▸ Provided information:
#####
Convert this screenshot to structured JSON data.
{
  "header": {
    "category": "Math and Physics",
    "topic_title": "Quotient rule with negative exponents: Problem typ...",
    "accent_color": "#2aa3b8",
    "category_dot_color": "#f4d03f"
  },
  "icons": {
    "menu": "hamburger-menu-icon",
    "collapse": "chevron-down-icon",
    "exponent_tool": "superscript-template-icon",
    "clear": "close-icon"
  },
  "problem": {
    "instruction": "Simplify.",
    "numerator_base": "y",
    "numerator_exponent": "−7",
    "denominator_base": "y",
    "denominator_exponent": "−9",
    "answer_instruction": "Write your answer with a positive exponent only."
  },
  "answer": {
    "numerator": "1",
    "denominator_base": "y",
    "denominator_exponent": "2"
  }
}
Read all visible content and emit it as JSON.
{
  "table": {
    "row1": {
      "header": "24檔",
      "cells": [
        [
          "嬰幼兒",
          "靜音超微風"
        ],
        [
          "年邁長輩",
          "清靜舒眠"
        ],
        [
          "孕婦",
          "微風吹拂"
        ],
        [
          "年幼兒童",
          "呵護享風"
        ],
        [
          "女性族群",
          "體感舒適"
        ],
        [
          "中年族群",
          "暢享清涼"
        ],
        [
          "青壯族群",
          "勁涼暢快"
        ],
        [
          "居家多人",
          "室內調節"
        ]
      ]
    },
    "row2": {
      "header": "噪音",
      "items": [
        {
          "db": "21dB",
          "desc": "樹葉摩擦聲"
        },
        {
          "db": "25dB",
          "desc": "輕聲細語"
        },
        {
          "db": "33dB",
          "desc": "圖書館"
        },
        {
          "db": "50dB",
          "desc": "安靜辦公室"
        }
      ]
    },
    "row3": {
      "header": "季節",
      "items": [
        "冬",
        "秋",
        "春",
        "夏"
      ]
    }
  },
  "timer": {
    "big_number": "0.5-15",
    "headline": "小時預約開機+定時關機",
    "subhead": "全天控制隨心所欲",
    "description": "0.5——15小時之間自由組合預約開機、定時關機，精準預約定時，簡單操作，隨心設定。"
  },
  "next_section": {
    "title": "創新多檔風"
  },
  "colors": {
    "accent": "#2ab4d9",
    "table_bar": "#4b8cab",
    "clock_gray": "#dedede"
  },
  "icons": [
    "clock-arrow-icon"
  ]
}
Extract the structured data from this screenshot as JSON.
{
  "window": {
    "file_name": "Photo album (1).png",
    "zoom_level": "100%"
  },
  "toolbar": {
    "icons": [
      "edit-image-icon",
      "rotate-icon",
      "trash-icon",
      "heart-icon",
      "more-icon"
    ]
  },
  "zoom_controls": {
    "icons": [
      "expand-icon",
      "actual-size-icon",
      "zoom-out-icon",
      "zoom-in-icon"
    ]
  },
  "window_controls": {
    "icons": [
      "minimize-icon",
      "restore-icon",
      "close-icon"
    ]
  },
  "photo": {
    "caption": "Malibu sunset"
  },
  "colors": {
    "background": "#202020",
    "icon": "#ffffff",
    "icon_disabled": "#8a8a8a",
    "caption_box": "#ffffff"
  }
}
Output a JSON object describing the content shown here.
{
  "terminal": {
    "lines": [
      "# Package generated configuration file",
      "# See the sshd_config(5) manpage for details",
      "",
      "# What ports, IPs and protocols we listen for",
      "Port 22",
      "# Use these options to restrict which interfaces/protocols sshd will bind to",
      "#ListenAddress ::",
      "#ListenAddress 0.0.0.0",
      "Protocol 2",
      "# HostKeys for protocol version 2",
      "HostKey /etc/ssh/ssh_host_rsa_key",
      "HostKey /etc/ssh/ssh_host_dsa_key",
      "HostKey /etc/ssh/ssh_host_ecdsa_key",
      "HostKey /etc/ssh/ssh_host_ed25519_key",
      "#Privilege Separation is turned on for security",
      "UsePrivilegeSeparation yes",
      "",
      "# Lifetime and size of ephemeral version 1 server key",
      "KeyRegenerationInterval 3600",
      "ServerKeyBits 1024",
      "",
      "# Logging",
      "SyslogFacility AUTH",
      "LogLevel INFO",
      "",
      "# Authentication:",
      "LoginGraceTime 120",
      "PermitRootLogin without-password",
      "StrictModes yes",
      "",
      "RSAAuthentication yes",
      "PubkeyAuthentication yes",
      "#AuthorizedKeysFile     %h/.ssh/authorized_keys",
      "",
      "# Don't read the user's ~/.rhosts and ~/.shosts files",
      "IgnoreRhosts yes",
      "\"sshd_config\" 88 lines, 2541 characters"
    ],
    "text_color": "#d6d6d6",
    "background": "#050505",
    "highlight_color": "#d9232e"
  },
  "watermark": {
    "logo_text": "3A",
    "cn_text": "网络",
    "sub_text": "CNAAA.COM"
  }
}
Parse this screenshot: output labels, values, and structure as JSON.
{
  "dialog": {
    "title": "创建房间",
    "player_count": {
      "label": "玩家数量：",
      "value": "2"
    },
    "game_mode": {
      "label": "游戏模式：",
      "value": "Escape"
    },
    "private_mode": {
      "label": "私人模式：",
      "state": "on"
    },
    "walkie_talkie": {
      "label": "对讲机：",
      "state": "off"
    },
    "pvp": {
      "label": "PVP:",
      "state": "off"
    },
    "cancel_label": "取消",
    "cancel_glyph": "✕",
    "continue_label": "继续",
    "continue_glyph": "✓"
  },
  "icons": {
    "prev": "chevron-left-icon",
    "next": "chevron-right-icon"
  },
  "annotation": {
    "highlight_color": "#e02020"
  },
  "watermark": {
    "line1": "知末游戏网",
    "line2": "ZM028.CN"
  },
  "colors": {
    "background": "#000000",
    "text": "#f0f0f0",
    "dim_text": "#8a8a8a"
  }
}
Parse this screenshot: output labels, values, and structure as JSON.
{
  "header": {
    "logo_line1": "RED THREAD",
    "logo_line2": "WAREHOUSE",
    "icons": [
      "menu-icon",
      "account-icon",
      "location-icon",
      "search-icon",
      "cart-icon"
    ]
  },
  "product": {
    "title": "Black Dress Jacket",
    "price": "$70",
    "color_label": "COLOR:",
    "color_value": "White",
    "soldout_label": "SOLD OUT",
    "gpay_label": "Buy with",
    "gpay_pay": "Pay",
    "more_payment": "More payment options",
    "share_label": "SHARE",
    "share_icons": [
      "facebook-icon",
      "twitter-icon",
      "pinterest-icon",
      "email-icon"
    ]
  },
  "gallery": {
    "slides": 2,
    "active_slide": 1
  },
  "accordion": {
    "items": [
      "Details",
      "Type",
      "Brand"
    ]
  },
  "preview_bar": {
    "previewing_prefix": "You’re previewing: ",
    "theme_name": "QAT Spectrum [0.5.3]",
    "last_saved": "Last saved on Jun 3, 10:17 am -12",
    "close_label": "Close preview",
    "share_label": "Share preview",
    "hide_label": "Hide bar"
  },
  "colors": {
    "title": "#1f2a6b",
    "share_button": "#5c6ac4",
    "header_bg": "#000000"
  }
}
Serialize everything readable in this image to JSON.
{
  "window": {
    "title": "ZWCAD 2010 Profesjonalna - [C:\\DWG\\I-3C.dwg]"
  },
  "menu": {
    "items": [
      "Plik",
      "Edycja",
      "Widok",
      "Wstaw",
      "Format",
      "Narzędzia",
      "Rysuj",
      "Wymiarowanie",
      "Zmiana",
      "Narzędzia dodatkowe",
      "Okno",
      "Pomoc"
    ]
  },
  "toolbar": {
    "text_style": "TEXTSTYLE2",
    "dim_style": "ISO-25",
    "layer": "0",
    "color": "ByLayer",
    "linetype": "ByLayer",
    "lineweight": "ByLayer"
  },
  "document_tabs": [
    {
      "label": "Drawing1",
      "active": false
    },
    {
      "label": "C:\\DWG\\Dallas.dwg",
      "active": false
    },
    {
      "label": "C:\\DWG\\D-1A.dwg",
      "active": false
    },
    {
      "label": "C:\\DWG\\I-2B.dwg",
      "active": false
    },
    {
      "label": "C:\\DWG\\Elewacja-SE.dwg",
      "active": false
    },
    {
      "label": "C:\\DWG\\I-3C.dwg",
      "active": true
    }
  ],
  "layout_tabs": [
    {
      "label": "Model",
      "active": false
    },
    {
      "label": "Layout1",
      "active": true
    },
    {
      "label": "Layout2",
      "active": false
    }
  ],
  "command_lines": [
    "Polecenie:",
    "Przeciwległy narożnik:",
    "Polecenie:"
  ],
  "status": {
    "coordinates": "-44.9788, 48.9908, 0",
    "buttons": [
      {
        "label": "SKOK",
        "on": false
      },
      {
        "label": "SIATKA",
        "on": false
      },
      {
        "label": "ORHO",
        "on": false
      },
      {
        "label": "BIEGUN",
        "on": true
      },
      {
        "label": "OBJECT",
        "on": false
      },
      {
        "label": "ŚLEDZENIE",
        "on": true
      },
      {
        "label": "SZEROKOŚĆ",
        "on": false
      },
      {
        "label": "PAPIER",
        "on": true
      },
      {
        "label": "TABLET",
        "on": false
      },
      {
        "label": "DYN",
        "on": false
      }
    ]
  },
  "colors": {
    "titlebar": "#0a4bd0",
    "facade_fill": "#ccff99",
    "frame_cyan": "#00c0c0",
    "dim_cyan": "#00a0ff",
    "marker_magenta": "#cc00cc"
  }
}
#####
▸ What you have to do:
The answer is one number: how many lines of the material above contain "version".

▸ Answer to this exercise:
2